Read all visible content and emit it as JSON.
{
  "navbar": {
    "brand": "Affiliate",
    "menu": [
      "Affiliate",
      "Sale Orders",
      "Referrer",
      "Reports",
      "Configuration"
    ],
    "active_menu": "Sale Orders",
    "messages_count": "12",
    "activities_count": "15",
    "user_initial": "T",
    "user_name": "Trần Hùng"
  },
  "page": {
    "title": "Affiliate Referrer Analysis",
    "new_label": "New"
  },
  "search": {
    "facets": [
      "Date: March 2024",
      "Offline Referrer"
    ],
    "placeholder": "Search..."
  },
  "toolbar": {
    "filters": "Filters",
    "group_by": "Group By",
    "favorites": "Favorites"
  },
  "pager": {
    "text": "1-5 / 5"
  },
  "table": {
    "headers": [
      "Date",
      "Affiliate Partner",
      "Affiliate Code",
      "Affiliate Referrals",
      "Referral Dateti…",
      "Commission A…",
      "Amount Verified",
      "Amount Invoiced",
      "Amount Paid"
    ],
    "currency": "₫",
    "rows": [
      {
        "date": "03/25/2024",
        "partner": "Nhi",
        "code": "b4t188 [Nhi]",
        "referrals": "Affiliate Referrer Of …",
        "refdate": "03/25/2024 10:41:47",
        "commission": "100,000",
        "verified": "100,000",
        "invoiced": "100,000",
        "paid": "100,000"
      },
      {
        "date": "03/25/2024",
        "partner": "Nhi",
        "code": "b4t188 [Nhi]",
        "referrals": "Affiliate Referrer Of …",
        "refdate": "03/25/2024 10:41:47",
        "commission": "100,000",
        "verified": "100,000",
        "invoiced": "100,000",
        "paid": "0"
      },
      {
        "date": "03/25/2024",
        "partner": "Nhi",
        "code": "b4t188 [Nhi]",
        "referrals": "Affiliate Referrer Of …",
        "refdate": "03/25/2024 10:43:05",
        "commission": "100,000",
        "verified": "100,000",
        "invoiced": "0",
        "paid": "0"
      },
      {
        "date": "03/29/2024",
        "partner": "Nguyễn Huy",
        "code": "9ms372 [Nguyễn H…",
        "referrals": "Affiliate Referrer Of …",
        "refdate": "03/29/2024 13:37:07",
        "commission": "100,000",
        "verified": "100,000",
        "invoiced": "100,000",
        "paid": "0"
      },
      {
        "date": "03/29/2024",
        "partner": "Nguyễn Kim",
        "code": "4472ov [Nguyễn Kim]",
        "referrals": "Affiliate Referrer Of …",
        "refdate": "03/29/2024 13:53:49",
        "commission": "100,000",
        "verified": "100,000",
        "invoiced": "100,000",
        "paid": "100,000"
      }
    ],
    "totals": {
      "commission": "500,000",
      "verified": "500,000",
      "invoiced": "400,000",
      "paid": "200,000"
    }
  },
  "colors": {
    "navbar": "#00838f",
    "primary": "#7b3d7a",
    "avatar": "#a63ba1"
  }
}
:::::
→ WORK REQUIRED: Retype the records above exactly.

→ THE RESULT:
Read all visible content and emit it as JSON.
{
  "navbar": {
    "brand": "Affiliate",
    "menu": [
      "Affiliate",
      "Sale Orders",
      "Referrer",
      "Reports",
      "Configuration"
    ],
    "active_menu": "Sale Orders",
    "messages_count": "12",
    "activities_count": "15",
    "user_initial": "T",
    "user_name": "Trần Hùng"
  },
  "page": {
    "title": "Affiliate Referrer Analysis",
    "new_label": "New"
  },
  "search": {
    "facets": [
      "Date: March 2024",
      "Offline Referrer"
    ],
    "placeholder": "Search..."
  },
  "toolbar": {
    "filters": "Filters",
    "group_by": "Group By",
    "favorites": "Favorites"
  },
  "pager": {
    "text": "1-5 / 5"
  },
  "table": {
    "headers": [
      "Date",
      "Affiliate Partner",
      "Affiliate Code",
      "Affiliate Referrals",
      "Referral Dateti…",
      "Commission A…",
      "Amount Verified",
      "Amount Invoiced",
      "Amount Paid"
    ],
    "currency": "₫",
    "rows": [
      {
        "date": "03/25/2024",
        "partner": "Nhi",
        "code": "b4t188 [Nhi]",
        "referrals": "Affiliate Referrer Of …",
        "refdate": "03/25/2024 10:41:47",
        "commission": "100,000",
        "verified": "100,000",
        "invoiced": "100,000",
        "paid": "100,000"
      },
      {
        "date": "03/25/2024",
        "partner": "Nhi",
        "code": "b4t188 [Nhi]",
        "referrals": "Affiliate Referrer Of …",
        "refdate": "03/25/2024 10:41:47",
        "commission": "100,000",
        "verified": "100,000",
        "invoiced": "100,000",
        "paid": "0"
      },
      {
        "date": "03/25/2024",
        "partner": "Nhi",
        "code": "b4t188 [Nhi]",
        "referrals": "Affiliate Referrer Of …",
        "refdate": "03/25/2024 10:43:05",
        "commission": "100,000",
        "verified": "100,000",
        "invoiced": "0",
        "paid": "0"
      },
      {
        "date": "03/29/2024",
        "partner": "Nguyễn Huy",
        "code": "9ms372 [Nguyễn H…",
        "referrals": "Affiliate Referrer Of …",
        "refdate": "03/29/2024 13:37:07",
        "commission": "100,000",
        "verified": "100,000",
        "invoiced": "100,000",
        "paid": "0"
      },
      {
        "date": "03/29/2024",
        "partner": "Nguyễn Kim",
        "code": "4472ov [Nguyễn Kim]",
        "referrals": "Affiliate Referrer Of …",
        "refdate": "03/29/2024 13:53:49",
        "commission": "100,000",
        "verified": "100,000",
        "invoiced": "100,000",
        "paid": "100,000"
      }
    ],
    "totals": {
      "commission": "500,000",
      "verified": "500,000",
      "invoiced": "400,000",
      "paid": "200,000"
    }
  },
  "colors": {
    "navbar": "#00838f",
    "primary": "#7b3d7a",
    "avatar": "#a63ba1"
  }
}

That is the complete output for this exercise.